**TASK STATEMENT**
Each entry should be quoted word for word, including every mark of punctuation.

**SUPPLIED ENTRIES**
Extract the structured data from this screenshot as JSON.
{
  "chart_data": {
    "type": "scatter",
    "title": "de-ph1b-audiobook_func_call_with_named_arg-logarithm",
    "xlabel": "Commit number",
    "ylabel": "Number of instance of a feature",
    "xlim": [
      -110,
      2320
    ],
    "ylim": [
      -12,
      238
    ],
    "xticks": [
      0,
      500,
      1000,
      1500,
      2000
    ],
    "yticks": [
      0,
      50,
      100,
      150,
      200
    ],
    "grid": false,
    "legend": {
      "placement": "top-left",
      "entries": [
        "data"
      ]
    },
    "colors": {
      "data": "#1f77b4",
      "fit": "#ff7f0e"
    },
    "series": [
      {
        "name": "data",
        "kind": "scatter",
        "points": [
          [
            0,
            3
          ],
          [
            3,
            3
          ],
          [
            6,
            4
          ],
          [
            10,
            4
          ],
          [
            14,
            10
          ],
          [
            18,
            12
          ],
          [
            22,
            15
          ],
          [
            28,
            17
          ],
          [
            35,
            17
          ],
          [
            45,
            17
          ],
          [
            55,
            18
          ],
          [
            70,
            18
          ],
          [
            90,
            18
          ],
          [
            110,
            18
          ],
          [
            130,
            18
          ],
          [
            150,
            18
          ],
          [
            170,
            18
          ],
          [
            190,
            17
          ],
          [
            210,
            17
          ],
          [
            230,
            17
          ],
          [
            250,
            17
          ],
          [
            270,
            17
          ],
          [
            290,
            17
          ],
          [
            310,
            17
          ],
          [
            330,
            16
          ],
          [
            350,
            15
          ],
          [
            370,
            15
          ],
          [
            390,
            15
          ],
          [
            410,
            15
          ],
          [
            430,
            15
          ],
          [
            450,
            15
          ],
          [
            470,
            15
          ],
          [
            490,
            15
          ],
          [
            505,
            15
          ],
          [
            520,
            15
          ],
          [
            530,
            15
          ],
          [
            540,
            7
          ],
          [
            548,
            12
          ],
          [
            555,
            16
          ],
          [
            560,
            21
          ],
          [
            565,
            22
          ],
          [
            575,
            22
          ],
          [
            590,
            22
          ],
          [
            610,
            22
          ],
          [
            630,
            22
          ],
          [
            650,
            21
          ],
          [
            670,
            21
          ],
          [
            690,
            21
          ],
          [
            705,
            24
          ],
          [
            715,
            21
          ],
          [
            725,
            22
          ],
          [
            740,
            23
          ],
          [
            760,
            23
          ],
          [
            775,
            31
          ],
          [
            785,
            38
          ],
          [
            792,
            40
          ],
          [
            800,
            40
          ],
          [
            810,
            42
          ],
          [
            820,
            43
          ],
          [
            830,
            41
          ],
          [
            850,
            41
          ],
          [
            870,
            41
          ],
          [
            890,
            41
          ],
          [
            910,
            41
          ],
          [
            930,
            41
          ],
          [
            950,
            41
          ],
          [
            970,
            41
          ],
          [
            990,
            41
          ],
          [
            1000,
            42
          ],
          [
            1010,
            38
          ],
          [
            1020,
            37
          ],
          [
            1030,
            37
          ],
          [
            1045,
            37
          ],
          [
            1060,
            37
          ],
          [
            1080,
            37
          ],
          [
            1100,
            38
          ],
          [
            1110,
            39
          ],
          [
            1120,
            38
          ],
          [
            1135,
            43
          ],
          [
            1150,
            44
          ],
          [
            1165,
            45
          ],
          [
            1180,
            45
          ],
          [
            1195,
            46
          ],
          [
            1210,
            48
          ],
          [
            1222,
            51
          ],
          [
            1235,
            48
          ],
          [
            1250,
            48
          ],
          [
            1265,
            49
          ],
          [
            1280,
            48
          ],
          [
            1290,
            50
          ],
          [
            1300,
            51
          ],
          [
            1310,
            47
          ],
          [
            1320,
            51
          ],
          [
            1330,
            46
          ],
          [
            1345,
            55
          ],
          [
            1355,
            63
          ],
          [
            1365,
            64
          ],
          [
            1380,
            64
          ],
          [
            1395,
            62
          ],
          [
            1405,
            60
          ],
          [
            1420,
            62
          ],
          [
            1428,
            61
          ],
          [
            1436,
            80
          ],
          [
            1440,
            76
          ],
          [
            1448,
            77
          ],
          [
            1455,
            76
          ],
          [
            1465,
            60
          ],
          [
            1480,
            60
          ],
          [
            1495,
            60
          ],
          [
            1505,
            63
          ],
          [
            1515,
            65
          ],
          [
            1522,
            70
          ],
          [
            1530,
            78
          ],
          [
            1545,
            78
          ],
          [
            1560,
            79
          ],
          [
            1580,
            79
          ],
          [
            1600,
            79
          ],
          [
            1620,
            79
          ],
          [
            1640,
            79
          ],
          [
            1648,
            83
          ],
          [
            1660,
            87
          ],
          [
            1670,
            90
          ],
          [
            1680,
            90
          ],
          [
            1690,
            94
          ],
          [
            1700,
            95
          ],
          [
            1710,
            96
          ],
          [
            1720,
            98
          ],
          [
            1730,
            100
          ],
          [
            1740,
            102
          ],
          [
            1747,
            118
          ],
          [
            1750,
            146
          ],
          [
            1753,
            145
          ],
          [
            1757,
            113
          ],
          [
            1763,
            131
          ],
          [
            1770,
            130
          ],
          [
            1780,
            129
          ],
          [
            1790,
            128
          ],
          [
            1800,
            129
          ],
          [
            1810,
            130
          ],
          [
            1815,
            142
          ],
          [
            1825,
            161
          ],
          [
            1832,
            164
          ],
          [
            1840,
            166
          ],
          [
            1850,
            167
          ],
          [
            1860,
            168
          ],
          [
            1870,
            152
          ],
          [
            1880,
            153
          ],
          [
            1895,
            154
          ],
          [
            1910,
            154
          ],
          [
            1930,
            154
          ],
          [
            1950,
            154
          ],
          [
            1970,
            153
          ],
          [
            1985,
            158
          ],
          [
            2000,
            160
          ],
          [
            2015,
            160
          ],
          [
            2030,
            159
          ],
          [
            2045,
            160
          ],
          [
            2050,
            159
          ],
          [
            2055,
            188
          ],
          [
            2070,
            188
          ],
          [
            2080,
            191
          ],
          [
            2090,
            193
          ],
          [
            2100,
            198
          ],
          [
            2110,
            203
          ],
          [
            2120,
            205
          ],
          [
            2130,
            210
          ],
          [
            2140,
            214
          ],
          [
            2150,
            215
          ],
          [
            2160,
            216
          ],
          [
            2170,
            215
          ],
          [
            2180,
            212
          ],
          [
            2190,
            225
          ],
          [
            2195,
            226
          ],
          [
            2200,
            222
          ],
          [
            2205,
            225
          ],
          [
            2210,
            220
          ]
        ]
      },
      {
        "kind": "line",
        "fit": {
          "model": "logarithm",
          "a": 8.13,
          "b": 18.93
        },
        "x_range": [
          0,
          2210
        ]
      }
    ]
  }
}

**IN RESPONSE**
Extract the structured data from this screenshot as JSON.
{
  "chart_data": {
    "type": "scatter",
    "title": "de-ph1b-audiobook_func_call_with_named_arg-logarithm",
    "xlabel": "Commit number",
    "ylabel": "Number of instance of a feature",
    "xlim": [
      -110,
      2320
    ],
    "ylim": [
      -12,
      238
    ],
    "xticks": [
      0,
      500,
      1000,
      1500,
      2000
    ],
    "yticks": [
      0,
      50,
      100,
      150,
      200
    ],
    "grid": false,
    "legend": {
      "placement": "top-left",
      "entries": [
        "data"
      ]
    },
    "colors": {
      "data": "#1f77b4",
      "fit": "#ff7f0e"
    },
    "series": [
      {
        "name": "data",
        "kind": "scatter",
        "points": [
          [
            0,
            3
          ],
          [
            3,
            3
          ],
          [
            6,
            4
          ],
          [
            10,
            4
          ],
          [
            14,
            10
          ],
          [
            18,
            12
          ],
          [
            22,
            15
          ],
          [
            28,
            17
          ],
          [
            35,
            17
          ],
          [
            45,
            17
          ],
          [
            55,
            18
          ],
          [
            70,
            18
          ],
          [
            90,
            18
          ],
          [
            110,
            18
          ],
          [
            130,
            18
          ],
          [
            150,
            18
          ],
          [
            170,
            18
          ],
          [
            190,
            17
          ],
          [
            210,
            17
          ],
          [
            230,
            17
          ],
          [
            250,
            17
          ],
          [
            270,
            17
          ],
          [
            290,
            17
          ],
          [
            310,
            17
          ],
          [
            330,
            16
          ],
          [
            350,
            15
          ],
          [
            370,
            15
          ],
          [
            390,
            15
          ],
          [
            410,
            15
          ],
          [
            430,
            15
          ],
          [
            450,
            15
          ],
          [
            470,
            15
          ],
          [
            490,
            15
          ],
          [
            505,
            15
          ],
          [
            520,
            15
          ],
          [
            530,
            15
          ],
          [
            540,
            7
          ],
          [
            548,
            12
          ],
          [
            555,
            16
          ],
          [
            560,
            21
          ],
          [
            565,
            22
          ],
          [
            575,
            22
          ],
          [
            590,
            22
          ],
          [
            610,
            22
          ],
          [
            630,
            22
          ],
          [
            650,
            21
          ],
          [
            670,
            21
          ],
          [
            690,
            21
          ],
          [
            705,
            24
          ],
          [
            715,
            21
          ],
          [
            725,
            22
          ],
          [
            740,
            23
          ],
          [
            760,
            23
          ],
          [
            775,
            31
          ],
          [
            785,
            38
          ],
          [
            792,
            40
          ],
          [
            800,
            40
          ],
          [
            810,
            42
          ],
          [
            820,
            43
          ],
          [
            830,
            41
          ],
          [
            850,
            41
          ],
          [
            870,
            41
          ],
          [
            890,
            41
          ],
          [
            910,
            41
          ],
          [
            930,
            41
          ],
          [
            950,
            41
          ],
          [
            970,
            41
          ],
          [
            990,
            41
          ],
          [
            1000,
            42
          ],
          [
            1010,
            38
          ],
          [
            1020,
            37
          ],
          [
            1030,
            37
          ],
          [
            1045,
            37
          ],
          [
            1060,
            37
          ],
          [
            1080,
            37
          ],
          [
            1100,
            38
          ],
          [
            1110,
            39
          ],
          [
            1120,
            38
          ],
          [
            1135,
            43
          ],
          [
            1150,
            44
          ],
          [
            1165,
            45
          ],
          [
            1180,
            45
          ],
          [
            1195,
            46
          ],
          [
            1210,
            48
          ],
          [
            1222,
            51
          ],
          [
            1235,
            48
          ],
          [
            1250,
            48
          ],
          [
            1265,
            49
          ],
          [
            1280,
            48
          ],
          [
            1290,
            50
          ],
          [
            1300,
            51
          ],
          [
            1310,
            47
          ],
          [
            1320,
            51
          ],
          [
            1330,
            46
          ],
          [
            1345,
            55
          ],
          [
            1355,
            63
          ],
          [
            1365,
            64
          ],
          [
            1380,
            64
          ],
          [
            1395,
            62
          ],
          [
            1405,
            60
          ],
          [
            1420,
            62
          ],
          [
            1428,
            61
          ],
          [
            1436,
            80
          ],
          [
            1440,
            76
          ],
          [
            1448,
            77
          ],
          [
            1455,
            76
          ],
          [
            1465,
            60
          ],
          [
            1480,
            60
          ],
          [
            1495,
            60
          ],
          [
            1505,
            63
          ],
          [
            1515,
            65
          ],
          [
            1522,
            70
          ],
          [
            1530,
            78
          ],
          [
            1545,
            78
          ],
          [
            1560,
            79
          ],
          [
            1580,
            79
          ],
          [
            1600,
            79
          ],
          [
            1620,
            79
          ],
          [
            1640,
            79
          ],
          [
            1648,
            83
          ],
          [
            1660,
            87
          ],
          [
            1670,
            90
          ],
          [
            1680,
            90
          ],
          [
            1690,
            94
          ],
          [
            1700,
            95
          ],
          [
            1710,
            96
          ],
          [
            1720,
            98
          ],
          [
            1730,
            100
          ],
          [
            1740,
            102
          ],
          [
            1747,
            118
          ],
          [
            1750,
            146
          ],
          [
            1753,
            145
          ],
          [
            1757,
            113
          ],
          [
            1763,
            131
          ],
          [
            1770,
            130
          ],
          [
            1780,
            129
          ],
          [
            1790,
            128
          ],
          [
            1800,
            129
          ],
          [
            1810,
            130
          ],
          [
            1815,
            142
          ],
          [
            1825,
            161
          ],
          [
            1832,
            164
          ],
          [
            1840,
            166
          ],
          [
            1850,
            167
          ],
          [
            1860,
            168
          ],
          [
            1870,
            152
          ],
          [
            1880,
            153
          ],
          [
            1895,
            154
          ],
          [
            1910,
            154
          ],
          [
            1930,
            154
          ],
          [
            1950,
            154
          ],
          [
            1970,
            153
          ],
          [
            1985,
            158
          ],
          [
            2000,
            160
          ],
          [
            2015,
            160
          ],
          [
            2030,
            159
          ],
          [
            2045,
            160
          ],
          [
            2050,
            159
          ],
          [
            2055,
            188
          ],
          [
            2070,
            188
          ],
          [
            2080,
            191
          ],
          [
            2090,
            193
          ],
          [
            2100,
            198
          ],
          [
            2110,
            203
          ],
          [
            2120,
            205
          ],
          [
            2130,
            210
          ],
          [
            2140,
            214
          ],
          [
            2150,
            215
          ],
          [
            2160,
            216
          ],
          [
            2170,
            215
          ],
          [
            2180,
            212
          ],
          [
            2190,
            225
          ],
          [
            2195,
            226
          ],
          [
            2200,
            222
          ],
          [
            2205,
            225
          ],
          [
            2210,
            220
          ]
        ]
      },
      {
        "kind": "line",
        "fit": {
          "model": "logarithm",
          "a": 8.13,
          "b": 18.93
        },
        "x_range": [
          0,
          2210
        ]
      }
    ]
  }
}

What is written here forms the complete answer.